> _ITEMS_
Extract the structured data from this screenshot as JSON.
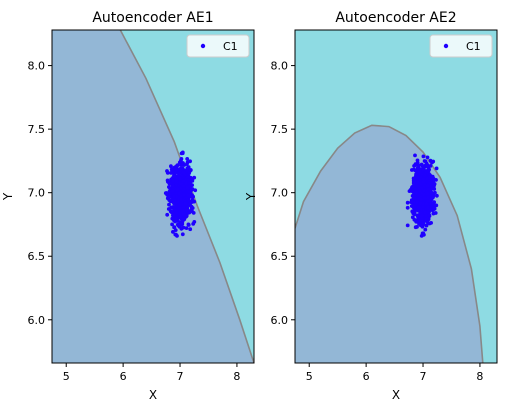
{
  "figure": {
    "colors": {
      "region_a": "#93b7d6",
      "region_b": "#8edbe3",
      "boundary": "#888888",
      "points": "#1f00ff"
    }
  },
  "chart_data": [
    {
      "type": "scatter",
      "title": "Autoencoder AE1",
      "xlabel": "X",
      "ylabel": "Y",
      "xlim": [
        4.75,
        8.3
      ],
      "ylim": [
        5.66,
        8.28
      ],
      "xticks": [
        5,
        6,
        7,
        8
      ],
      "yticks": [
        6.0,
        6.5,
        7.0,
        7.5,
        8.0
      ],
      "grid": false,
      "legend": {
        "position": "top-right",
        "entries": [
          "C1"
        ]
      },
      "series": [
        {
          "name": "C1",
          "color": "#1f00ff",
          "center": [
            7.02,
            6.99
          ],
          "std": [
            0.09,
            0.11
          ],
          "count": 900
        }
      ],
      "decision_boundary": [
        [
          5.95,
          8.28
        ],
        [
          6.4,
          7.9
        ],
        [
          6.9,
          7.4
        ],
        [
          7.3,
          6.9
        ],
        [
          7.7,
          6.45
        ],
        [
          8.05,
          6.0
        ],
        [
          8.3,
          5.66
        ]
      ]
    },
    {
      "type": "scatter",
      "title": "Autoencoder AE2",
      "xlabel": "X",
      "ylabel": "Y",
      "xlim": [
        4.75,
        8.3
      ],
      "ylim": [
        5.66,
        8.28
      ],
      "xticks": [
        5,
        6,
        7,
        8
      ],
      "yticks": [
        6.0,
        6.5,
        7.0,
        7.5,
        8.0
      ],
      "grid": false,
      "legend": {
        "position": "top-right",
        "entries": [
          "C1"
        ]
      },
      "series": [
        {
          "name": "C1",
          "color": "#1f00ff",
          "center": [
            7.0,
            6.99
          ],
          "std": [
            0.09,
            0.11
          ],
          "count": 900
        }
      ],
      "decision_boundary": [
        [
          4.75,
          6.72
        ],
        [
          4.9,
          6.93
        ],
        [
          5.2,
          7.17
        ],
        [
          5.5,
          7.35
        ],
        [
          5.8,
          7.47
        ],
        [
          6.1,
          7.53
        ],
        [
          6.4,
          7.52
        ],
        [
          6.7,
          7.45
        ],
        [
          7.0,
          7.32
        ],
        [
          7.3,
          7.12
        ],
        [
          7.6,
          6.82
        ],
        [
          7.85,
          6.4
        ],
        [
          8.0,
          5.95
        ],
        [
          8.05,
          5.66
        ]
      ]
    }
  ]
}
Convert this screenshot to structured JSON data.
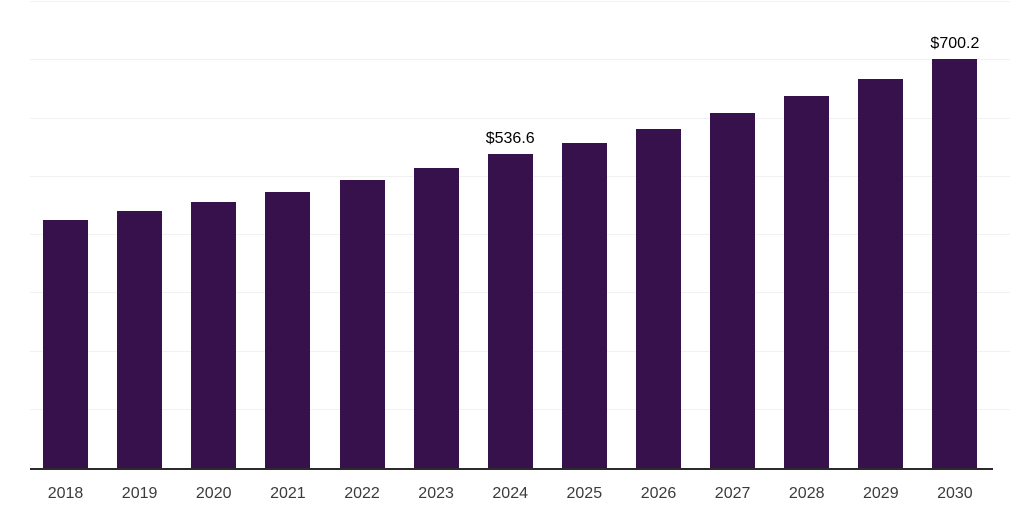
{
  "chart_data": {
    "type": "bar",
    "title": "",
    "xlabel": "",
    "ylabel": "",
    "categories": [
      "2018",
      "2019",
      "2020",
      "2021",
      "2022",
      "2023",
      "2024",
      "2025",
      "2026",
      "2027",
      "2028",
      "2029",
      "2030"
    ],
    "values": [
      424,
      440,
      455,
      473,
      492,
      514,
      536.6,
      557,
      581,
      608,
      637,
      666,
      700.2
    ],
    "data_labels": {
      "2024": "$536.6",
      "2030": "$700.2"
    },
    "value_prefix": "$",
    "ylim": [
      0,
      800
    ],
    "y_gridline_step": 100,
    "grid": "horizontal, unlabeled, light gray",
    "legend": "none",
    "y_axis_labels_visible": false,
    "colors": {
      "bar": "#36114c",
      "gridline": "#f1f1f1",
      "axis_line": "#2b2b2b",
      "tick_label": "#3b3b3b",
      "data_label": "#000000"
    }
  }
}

> _THE REQUEST_
Output each line exactly; omit every picture.

> _TASK OUTPUT_
Extract the structured data from this screenshot as JSON.
{
  "figure": {
    "colors": {
      "region_a": "#93b7d6",
      "region_b": "#8edbe3",
      "boundary": "#888888",
      "points": "#1f00ff"
    }
  },
  "chart_data": [
    {
      "type": "scatter",
      "title": "Autoencoder AE1",
      "xlabel": "X",
      "ylabel": "Y",
      "xlim": [
        4.75,
        8.3
      ],
      "ylim": [
        5.66,
        8.28
      ],
      "xticks": [
        5,
        6,
        7,
        8
      ],
      "yticks": [
        6.0,
        6.5,
        7.0,
        7.5,
        8.0
      ],
      "grid": false,
      "legend": {
        "position": "top-right",
        "entries": [
          "C1"
        ]
      },
      "series": [
        {
          "name": "C1",
          "color": "#1f00ff",
          "center": [
            7.02,
            6.99
          ],
          "std": [
            0.09,
            0.11
          ],
          "count": 900
        }
      ],
      "decision_boundary": [
        [
          5.95,
          8.28
        ],
        [
          6.4,
          7.9
        ],
        [
          6.9,
          7.4
        ],
        [
          7.3,
          6.9
        ],
        [
          7.7,
          6.45
        ],
        [
          8.05,
          6.0
        ],
        [
          8.3,
          5.66
        ]
      ]
    },
    {
      "type": "scatter",
      "title": "Autoencoder AE2",
      "xlabel": "X",
      "ylabel": "Y",
      "xlim": [
        4.75,
        8.3
      ],
      "ylim": [
        5.66,
        8.28
      ],
      "xticks": [
        5,
        6,
        7,
        8
      ],
      "yticks": [
        6.0,
        6.5,
        7.0,
        7.5,
        8.0
      ],
      "grid": false,
      "legend": {
        "position": "top-right",
        "entries": [
          "C1"
        ]
      },
      "series": [
        {
          "name": "C1",
          "color": "#1f00ff",
          "center": [
            7.0,
            6.99
          ],
          "std": [
            0.09,
            0.11
          ],
          "count": 900
        }
      ],
      "decision_boundary": [
        [
          4.75,
          6.72
        ],
        [
          4.9,
          6.93
        ],
        [
          5.2,
          7.17
        ],
        [
          5.5,
          7.35
        ],
        [
          5.8,
          7.47
        ],
        [
          6.1,
          7.53
        ],
        [
          6.4,
          7.52
        ],
        [
          6.7,
          7.45
        ],
        [
          7.0,
          7.32
        ],
        [
          7.3,
          7.12
        ],
        [
          7.6,
          6.82
        ],
        [
          7.85,
          6.4
        ],
        [
          8.0,
          5.95
        ],
        [
          8.05,
          5.66
        ]
      ]
    }
  ]
}
Convert this screenshot to structured JSON data.
{
  "chart_data": {
    "type": "bar",
    "title": "",
    "xlabel": "",
    "ylabel": "",
    "categories": [
      "2018",
      "2019",
      "2020",
      "2021",
      "2022",
      "2023",
      "2024",
      "2025",
      "2026",
      "2027",
      "2028",
      "2029",
      "2030"
    ],
    "values": [
      424,
      440,
      455,
      473,
      492,
      514,
      536.6,
      557,
      581,
      608,
      637,
      666,
      700.2
    ],
    "data_labels": {
      "2024": "$536.6",
      "2030": "$700.2"
    },
    "value_prefix": "$",
    "ylim": [
      0,
      800
    ],
    "y_gridline_step": 100,
    "grid": "horizontal, unlabeled, light gray",
    "legend": "none",
    "y_axis_labels_visible": false,
    "colors": {
      "bar": "#36114c",
      "gridline": "#f1f1f1",
      "axis_line": "#2b2b2b",
      "tick_label": "#3b3b3b",
      "data_label": "#000000"
    }
  }
}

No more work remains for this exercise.